[EXERCISE AIM] Find every line in the records below that holds the word "можно" and copy it.

[INFORMATION PROVIDED]
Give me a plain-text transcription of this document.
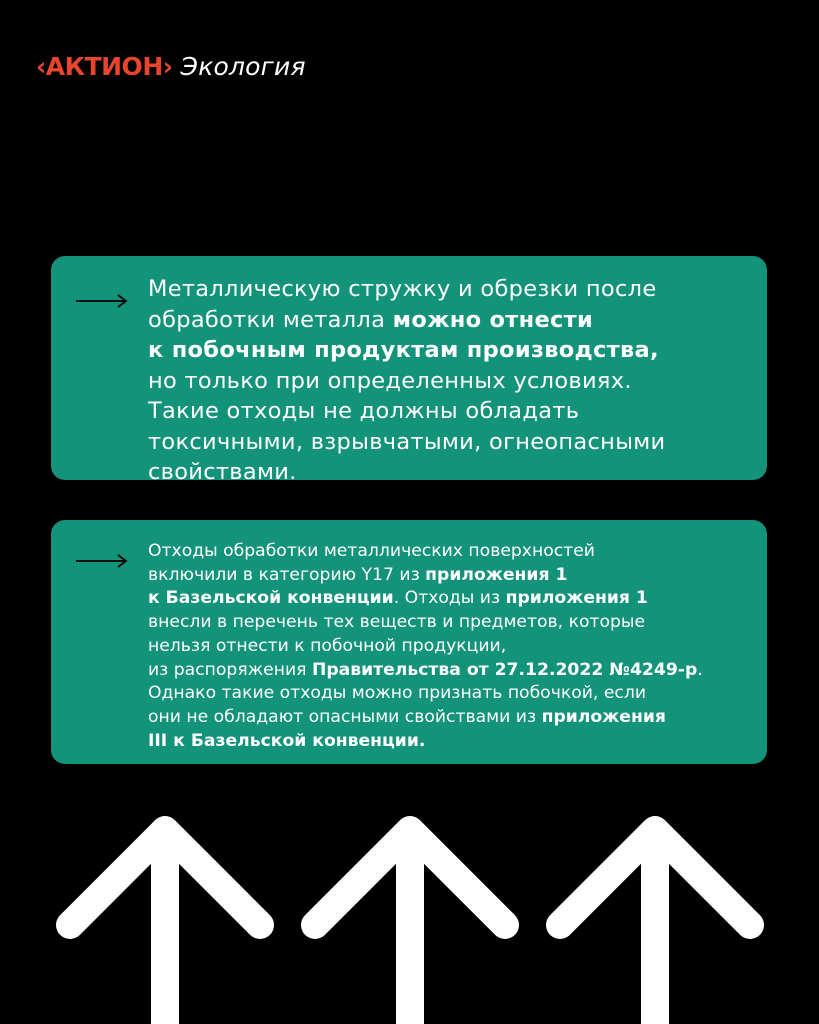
‹АКТИОН› Экология

Металлическую стружку и обрезки после
обработки металла можно отнести
к побочным продуктам производства,
но только при определенных условиях.
Такие отходы не должны обладать
токсичными, взрывчатыми, огнеопасными
свойствами.

Отходы обработки металлических поверхностей
включили в категорию Y17 из приложения 1
к Базельской конвенции. Отходы из приложения 1
внесли в перечень тех веществ и предметов, которые
нельзя отнести к побочной продукции,
из распоряжения Правительства от 27.12.2022 №4249-р.
Однако такие отходы можно признать побочкой, если
они не обладают опасными свойствами из приложения
III к Базельской конвенции.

[THE OUTPUT]
обработки металла можно отнести
Однако такие отходы можно признать побочкой, если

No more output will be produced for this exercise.